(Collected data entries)
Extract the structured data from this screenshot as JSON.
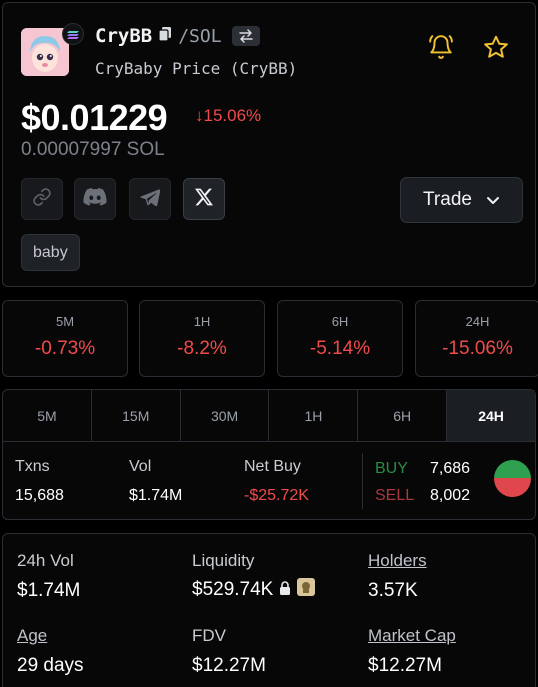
{
  "token": {
    "symbol": "CryBB",
    "pair": "/SOL",
    "subtitle": "CryBaby Price (CryBB)",
    "price": "$0.01229",
    "change": "↓15.06%",
    "sol_price": "0.00007997 SOL",
    "trade_label": "Trade",
    "tag": "baby"
  },
  "period_changes": [
    {
      "label": "5M",
      "value": "-0.73%"
    },
    {
      "label": "1H",
      "value": "-8.2%"
    },
    {
      "label": "6H",
      "value": "-5.14%"
    },
    {
      "label": "24H",
      "value": "-15.06%"
    }
  ],
  "tabs": [
    "5M",
    "15M",
    "30M",
    "1H",
    "6H",
    "24H"
  ],
  "active_tab": "24H",
  "stats": {
    "txns_label": "Txns",
    "txns": "15,688",
    "vol_label": "Vol",
    "vol": "$1.74M",
    "netbuy_label": "Net Buy",
    "netbuy": "-$25.72K",
    "buy_label": "BUY",
    "buy": "7,686",
    "sell_label": "SELL",
    "sell": "8,002",
    "buy_ratio": 0.49
  },
  "info": {
    "vol24_label": "24h Vol",
    "vol24": "$1.74M",
    "liquidity_label": "Liquidity",
    "liquidity": "$529.74K",
    "holders_label": "Holders",
    "holders": "3.57K",
    "age_label": "Age",
    "age": "29 days",
    "fdv_label": "FDV",
    "fdv": "$12.27M",
    "mcap_label": "Market Cap",
    "mcap": "$12.27M"
  },
  "colors": {
    "negative": "#f04b4b",
    "buy": "#2ea04f",
    "sell": "#e0474c",
    "accent_yellow": "#f2c230"
  },
  "icons": [
    "copy-icon",
    "swap-icon",
    "bell-icon",
    "star-icon",
    "link-icon",
    "discord-icon",
    "telegram-icon",
    "x-icon",
    "chevron-down-icon",
    "lock-icon"
  ]
}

[Exercise description]
Output all the records, word for word, with no pictures in the copy.

[Written reply]
Extract the structured data from this screenshot as JSON.
{
  "token": {
    "symbol": "CryBB",
    "pair": "/SOL",
    "subtitle": "CryBaby Price (CryBB)",
    "price": "$0.01229",
    "change": "↓15.06%",
    "sol_price": "0.00007997 SOL",
    "trade_label": "Trade",
    "tag": "baby"
  },
  "period_changes": [
    {
      "label": "5M",
      "value": "-0.73%"
    },
    {
      "label": "1H",
      "value": "-8.2%"
    },
    {
      "label": "6H",
      "value": "-5.14%"
    },
    {
      "label": "24H",
      "value": "-15.06%"
    }
  ],
  "tabs": [
    "5M",
    "15M",
    "30M",
    "1H",
    "6H",
    "24H"
  ],
  "active_tab": "24H",
  "stats": {
    "txns_label": "Txns",
    "txns": "15,688",
    "vol_label": "Vol",
    "vol": "$1.74M",
    "netbuy_label": "Net Buy",
    "netbuy": "-$25.72K",
    "buy_label": "BUY",
    "buy": "7,686",
    "sell_label": "SELL",
    "sell": "8,002",
    "buy_ratio": 0.49
  },
  "info": {
    "vol24_label": "24h Vol",
    "vol24": "$1.74M",
    "liquidity_label": "Liquidity",
    "liquidity": "$529.74K",
    "holders_label": "Holders",
    "holders": "3.57K",
    "age_label": "Age",
    "age": "29 days",
    "fdv_label": "FDV",
    "fdv": "$12.27M",
    "mcap_label": "Market Cap",
    "mcap": "$12.27M"
  },
  "colors": {
    "negative": "#f04b4b",
    "buy": "#2ea04f",
    "sell": "#e0474c",
    "accent_yellow": "#f2c230"
  },
  "icons": [
    "copy-icon",
    "swap-icon",
    "bell-icon",
    "star-icon",
    "link-icon",
    "discord-icon",
    "telegram-icon",
    "x-icon",
    "chevron-down-icon",
    "lock-icon"
  ]
}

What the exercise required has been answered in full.